### Dataset excerpts:
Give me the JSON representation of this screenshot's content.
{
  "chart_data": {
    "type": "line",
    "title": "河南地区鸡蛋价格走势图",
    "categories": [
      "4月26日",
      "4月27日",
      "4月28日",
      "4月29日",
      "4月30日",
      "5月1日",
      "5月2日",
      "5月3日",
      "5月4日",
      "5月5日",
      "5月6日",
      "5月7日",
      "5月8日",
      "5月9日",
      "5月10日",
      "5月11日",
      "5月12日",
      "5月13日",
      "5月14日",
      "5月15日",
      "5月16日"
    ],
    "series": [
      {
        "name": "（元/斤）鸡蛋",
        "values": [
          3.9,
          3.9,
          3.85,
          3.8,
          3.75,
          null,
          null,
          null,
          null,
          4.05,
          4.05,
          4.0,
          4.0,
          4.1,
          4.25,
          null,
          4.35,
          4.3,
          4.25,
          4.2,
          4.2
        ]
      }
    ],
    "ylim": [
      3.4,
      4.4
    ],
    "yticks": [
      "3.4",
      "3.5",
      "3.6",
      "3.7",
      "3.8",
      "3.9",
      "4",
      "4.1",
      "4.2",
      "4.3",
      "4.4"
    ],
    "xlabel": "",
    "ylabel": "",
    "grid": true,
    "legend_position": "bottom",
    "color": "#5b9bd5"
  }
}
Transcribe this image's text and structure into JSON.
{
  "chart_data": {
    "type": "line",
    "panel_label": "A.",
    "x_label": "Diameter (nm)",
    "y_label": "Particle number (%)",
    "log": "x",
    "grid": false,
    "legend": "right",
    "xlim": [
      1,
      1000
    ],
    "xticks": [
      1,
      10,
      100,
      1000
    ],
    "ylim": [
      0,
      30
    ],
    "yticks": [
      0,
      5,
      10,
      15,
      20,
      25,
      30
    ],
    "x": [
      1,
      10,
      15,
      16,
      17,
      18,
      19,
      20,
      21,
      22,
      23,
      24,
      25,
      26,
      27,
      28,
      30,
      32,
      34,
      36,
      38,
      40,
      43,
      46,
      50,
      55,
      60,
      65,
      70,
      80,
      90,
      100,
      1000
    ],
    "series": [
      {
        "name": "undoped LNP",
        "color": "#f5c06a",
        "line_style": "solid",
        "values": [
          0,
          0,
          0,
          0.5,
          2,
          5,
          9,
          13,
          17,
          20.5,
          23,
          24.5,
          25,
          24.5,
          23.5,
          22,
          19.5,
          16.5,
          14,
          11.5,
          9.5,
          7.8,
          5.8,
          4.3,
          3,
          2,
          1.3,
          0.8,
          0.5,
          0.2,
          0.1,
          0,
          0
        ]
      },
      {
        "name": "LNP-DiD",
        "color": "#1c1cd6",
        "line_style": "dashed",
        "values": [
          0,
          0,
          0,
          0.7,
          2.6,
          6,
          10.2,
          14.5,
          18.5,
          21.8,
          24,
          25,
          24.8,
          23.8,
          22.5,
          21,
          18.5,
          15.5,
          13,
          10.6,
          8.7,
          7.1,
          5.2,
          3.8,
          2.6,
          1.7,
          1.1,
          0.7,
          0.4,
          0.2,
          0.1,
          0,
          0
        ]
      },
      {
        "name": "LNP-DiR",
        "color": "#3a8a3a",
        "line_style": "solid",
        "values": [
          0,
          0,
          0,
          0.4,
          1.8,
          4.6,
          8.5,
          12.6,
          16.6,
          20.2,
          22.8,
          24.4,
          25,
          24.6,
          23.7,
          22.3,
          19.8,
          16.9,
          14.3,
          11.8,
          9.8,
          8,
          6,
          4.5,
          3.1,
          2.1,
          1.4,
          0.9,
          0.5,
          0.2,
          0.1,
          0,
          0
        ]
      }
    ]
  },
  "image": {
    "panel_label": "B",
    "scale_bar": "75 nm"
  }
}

### To be done:
Scan the data above and copy every line with "image" in it.

### Task response:
Transcribe this image's text and structure into JSON.
  "image": {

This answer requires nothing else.